• Problem to solve
Take the material and output all of it exactly.

• Material for this task
** start **

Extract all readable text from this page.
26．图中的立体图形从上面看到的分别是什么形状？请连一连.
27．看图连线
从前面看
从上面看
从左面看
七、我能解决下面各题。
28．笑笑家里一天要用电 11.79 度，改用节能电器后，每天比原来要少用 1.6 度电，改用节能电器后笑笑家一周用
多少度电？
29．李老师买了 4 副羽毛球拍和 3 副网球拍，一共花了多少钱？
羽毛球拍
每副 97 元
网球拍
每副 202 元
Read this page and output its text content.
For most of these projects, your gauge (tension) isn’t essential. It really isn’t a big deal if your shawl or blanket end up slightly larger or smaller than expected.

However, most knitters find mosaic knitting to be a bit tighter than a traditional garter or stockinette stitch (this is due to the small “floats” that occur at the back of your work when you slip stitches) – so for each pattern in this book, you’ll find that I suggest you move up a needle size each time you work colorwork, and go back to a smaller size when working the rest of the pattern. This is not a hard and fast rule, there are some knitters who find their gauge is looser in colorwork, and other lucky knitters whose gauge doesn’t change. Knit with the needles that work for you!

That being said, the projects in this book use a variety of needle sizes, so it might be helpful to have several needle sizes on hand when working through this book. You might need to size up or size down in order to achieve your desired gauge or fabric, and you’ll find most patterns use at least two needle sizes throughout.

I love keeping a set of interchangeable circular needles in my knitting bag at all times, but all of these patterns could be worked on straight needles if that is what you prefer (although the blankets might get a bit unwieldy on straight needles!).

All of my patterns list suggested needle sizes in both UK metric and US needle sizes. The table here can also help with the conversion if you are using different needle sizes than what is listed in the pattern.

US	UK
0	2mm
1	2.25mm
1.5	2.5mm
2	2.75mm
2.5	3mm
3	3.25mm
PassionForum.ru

** end **

• Written solution
Extract all readable text from this page.
26．图中的立体图形从上面看到的分别是什么形状？请连一连.
27．看图连线
从前面看
从上面看
从左面看
七、我能解决下面各题。
28．笑笑家里一天要用电 11.79 度，改用节能电器后，每天比原来要少用 1.6 度电，改用节能电器后笑笑家一周用
多少度电？
29．李老师买了 4 副羽毛球拍和 3 副网球拍，一共花了多少钱？
羽毛球拍
每副 97 元
网球拍
每副 202 元
Read this page and output its text content.
For most of these projects, your gauge (tension) isn’t essential. It really isn’t a big deal if your shawl or blanket end up slightly larger or smaller than expected.

However, most knitters find mosaic knitting to be a bit tighter than a traditional garter or stockinette stitch (this is due to the small “floats” that occur at the back of your work when you slip stitches) – so for each pattern in this book, you’ll find that I suggest you move up a needle size each time you work colorwork, and go back to a smaller size when working the rest of the pattern. This is not a hard and fast rule, there are some knitters who find their gauge is looser in colorwork, and other lucky knitters whose gauge doesn’t change. Knit with the needles that work for you!

That being said, the projects in this book use a variety of needle sizes, so it might be helpful to have several needle sizes on hand when working through this book. You might need to size up or size down in order to achieve your desired gauge or fabric, and you’ll find most patterns use at least two needle sizes throughout.

I love keeping a set of interchangeable circular needles in my knitting bag at all times, but all of these patterns could be worked on straight needles if that is what you prefer (although the blankets might get a bit unwieldy on straight needles!).

All of my patterns list suggested needle sizes in both UK metric and US needle sizes. The table here can also help with the conversion if you are using different needle sizes than what is listed in the pattern.

US	UK
0	2mm
1	2.25mm
1.5	2.5mm
2	2.75mm
2.5	3mm
3	3.25mm
PassionForum.ru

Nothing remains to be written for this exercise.